Copy each line below without leaving any out.

— begin DATA ROWS —

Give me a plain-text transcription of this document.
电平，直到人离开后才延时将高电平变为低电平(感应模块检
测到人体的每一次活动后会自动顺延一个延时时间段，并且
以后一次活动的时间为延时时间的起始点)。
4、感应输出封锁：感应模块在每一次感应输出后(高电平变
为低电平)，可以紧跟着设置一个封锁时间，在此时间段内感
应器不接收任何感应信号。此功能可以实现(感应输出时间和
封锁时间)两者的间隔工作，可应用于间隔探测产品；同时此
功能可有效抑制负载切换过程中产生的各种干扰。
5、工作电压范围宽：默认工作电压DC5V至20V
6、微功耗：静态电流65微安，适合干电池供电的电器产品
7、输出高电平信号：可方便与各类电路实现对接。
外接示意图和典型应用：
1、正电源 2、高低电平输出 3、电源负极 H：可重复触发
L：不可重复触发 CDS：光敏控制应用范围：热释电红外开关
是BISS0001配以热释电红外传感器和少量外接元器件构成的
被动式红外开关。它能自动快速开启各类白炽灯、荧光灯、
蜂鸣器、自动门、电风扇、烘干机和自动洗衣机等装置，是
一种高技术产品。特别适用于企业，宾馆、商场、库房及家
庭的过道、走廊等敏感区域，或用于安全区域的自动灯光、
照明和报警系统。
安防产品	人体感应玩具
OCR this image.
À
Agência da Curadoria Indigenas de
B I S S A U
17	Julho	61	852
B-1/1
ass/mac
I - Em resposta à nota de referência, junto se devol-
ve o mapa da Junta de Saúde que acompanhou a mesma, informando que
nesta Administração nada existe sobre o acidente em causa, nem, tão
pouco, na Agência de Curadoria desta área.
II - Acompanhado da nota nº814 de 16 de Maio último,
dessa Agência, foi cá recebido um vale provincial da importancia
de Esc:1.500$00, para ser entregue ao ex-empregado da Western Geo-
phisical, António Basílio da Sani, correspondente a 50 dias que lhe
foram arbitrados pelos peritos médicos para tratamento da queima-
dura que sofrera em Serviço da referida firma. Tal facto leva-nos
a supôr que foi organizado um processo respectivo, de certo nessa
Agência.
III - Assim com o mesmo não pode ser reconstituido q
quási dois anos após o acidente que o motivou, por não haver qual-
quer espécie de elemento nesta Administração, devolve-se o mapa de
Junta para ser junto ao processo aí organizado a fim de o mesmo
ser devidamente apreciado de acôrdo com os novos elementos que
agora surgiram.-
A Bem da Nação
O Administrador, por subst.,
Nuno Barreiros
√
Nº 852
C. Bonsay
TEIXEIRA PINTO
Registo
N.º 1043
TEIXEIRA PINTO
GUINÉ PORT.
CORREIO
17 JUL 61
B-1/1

— end DATA ROWS —

> _SOLUTION BELOW_
Give me a plain-text transcription of this document.
电平，直到人离开后才延时将高电平变为低电平(感应模块检
测到人体的每一次活动后会自动顺延一个延时时间段，并且
以后一次活动的时间为延时时间的起始点)。
4、感应输出封锁：感应模块在每一次感应输出后(高电平变
为低电平)，可以紧跟着设置一个封锁时间，在此时间段内感
应器不接收任何感应信号。此功能可以实现(感应输出时间和
封锁时间)两者的间隔工作，可应用于间隔探测产品；同时此
功能可有效抑制负载切换过程中产生的各种干扰。
5、工作电压范围宽：默认工作电压DC5V至20V
6、微功耗：静态电流65微安，适合干电池供电的电器产品
7、输出高电平信号：可方便与各类电路实现对接。
外接示意图和典型应用：
1、正电源 2、高低电平输出 3、电源负极 H：可重复触发
L：不可重复触发 CDS：光敏控制应用范围：热释电红外开关
是BISS0001配以热释电红外传感器和少量外接元器件构成的
被动式红外开关。它能自动快速开启各类白炽灯、荧光灯、
蜂鸣器、自动门、电风扇、烘干机和自动洗衣机等装置，是
一种高技术产品。特别适用于企业，宾馆、商场、库房及家
庭的过道、走廊等敏感区域，或用于安全区域的自动灯光、
照明和报警系统。
安防产品	人体感应玩具
OCR this image.
À
Agência da Curadoria Indigenas de
B I S S A U
17	Julho	61	852
B-1/1
ass/mac
I - Em resposta à nota de referência, junto se devol-
ve o mapa da Junta de Saúde que acompanhou a mesma, informando que
nesta Administração nada existe sobre o acidente em causa, nem, tão
pouco, na Agência de Curadoria desta área.
II - Acompanhado da nota nº814 de 16 de Maio último,
dessa Agência, foi cá recebido um vale provincial da importancia
de Esc:1.500$00, para ser entregue ao ex-empregado da Western Geo-
phisical, António Basílio da Sani, correspondente a 50 dias que lhe
foram arbitrados pelos peritos médicos para tratamento da queima-
dura que sofrera em Serviço da referida firma. Tal facto leva-nos
a supôr que foi organizado um processo respectivo, de certo nessa
Agência.
III - Assim com o mesmo não pode ser reconstituido q
quási dois anos após o acidente que o motivou, por não haver qual-
quer espécie de elemento nesta Administração, devolve-se o mapa de
Junta para ser junto ao processo aí organizado a fim de o mesmo
ser devidamente apreciado de acôrdo com os novos elementos que
agora surgiram.-
A Bem da Nação
O Administrador, por subst.,
Nuno Barreiros
√
Nº 852
C. Bonsay
TEIXEIRA PINTO
Registo
N.º 1043
TEIXEIRA PINTO
GUINÉ PORT.
CORREIO
17 JUL 61
B-1/1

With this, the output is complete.